▸ What this task involves: Make an exact copy of all the entries, but do not reproduce the pictures.

▸ Material provided:
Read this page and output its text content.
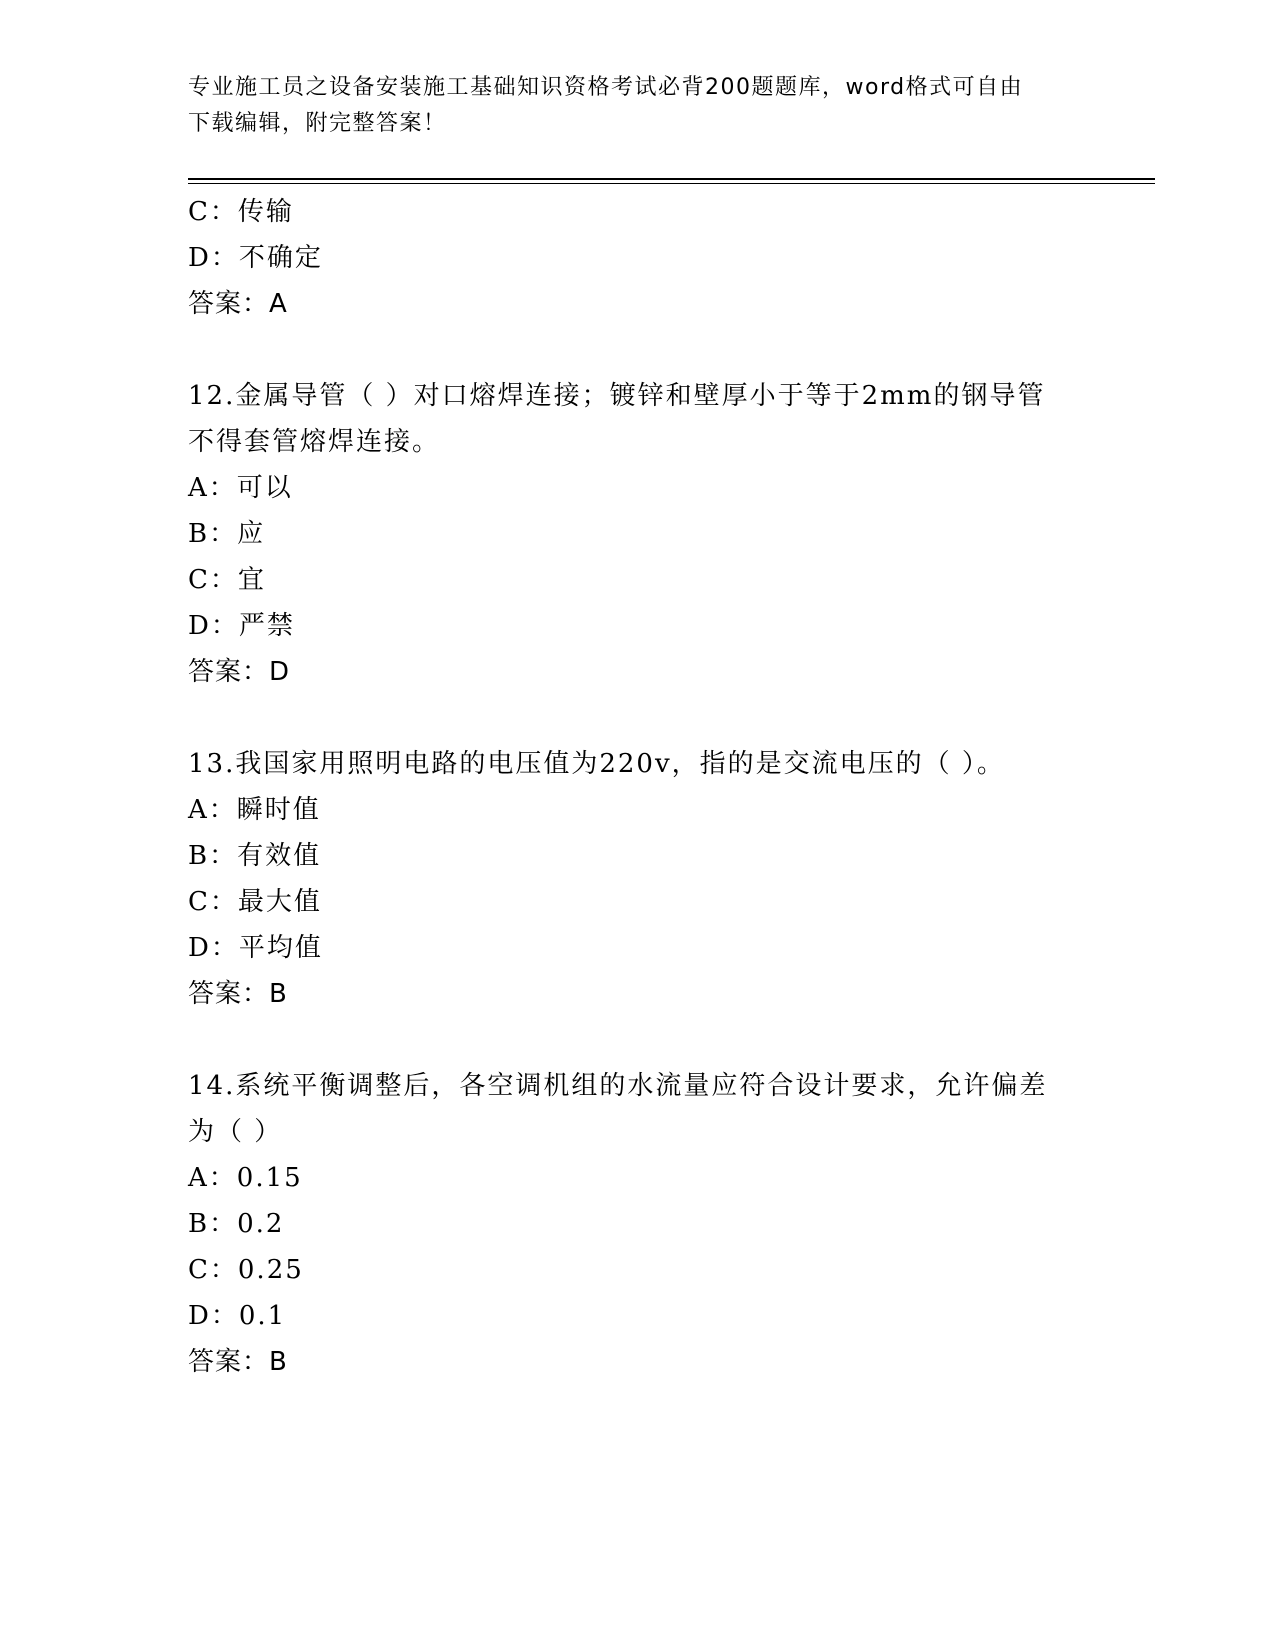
专业施工员之设备安装施工基础知识资格考试必背200题题库，word格式可自由
下载编辑，附完整答案！
C：传输
D：不确定
答案：A
12.金属导管（ ）对口熔焊连接；镀锌和壁厚小于等于2mm的钢导管
不得套管熔焊连接。
A：可以
B：应
C：宜
D：严禁
答案：D
13.我国家用照明电路的电压值为220v，指的是交流电压的（ ）。
A：瞬时值
B：有效值
C：最大值
D：平均值
答案：B
14.系统平衡调整后，各空调机组的水流量应符合设计要求，允许偏差
为（ ）
A：0.15
B：0.2
C：0.25
D：0.1
答案：B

▸ Result of the task:
Read this page and output its text content.
专业施工员之设备安装施工基础知识资格考试必背200题题库，word格式可自由
下载编辑，附完整答案！
C：传输
D：不确定
答案：A
12.金属导管（ ）对口熔焊连接；镀锌和壁厚小于等于2mm的钢导管
不得套管熔焊连接。
A：可以
B：应
C：宜
D：严禁
答案：D
13.我国家用照明电路的电压值为220v，指的是交流电压的（ ）。
A：瞬时值
B：有效值
C：最大值
D：平均值
答案：B
14.系统平衡调整后，各空调机组的水流量应符合设计要求，允许偏差
为（ ）
A：0.15
B：0.2
C：0.25
D：0.1
答案：B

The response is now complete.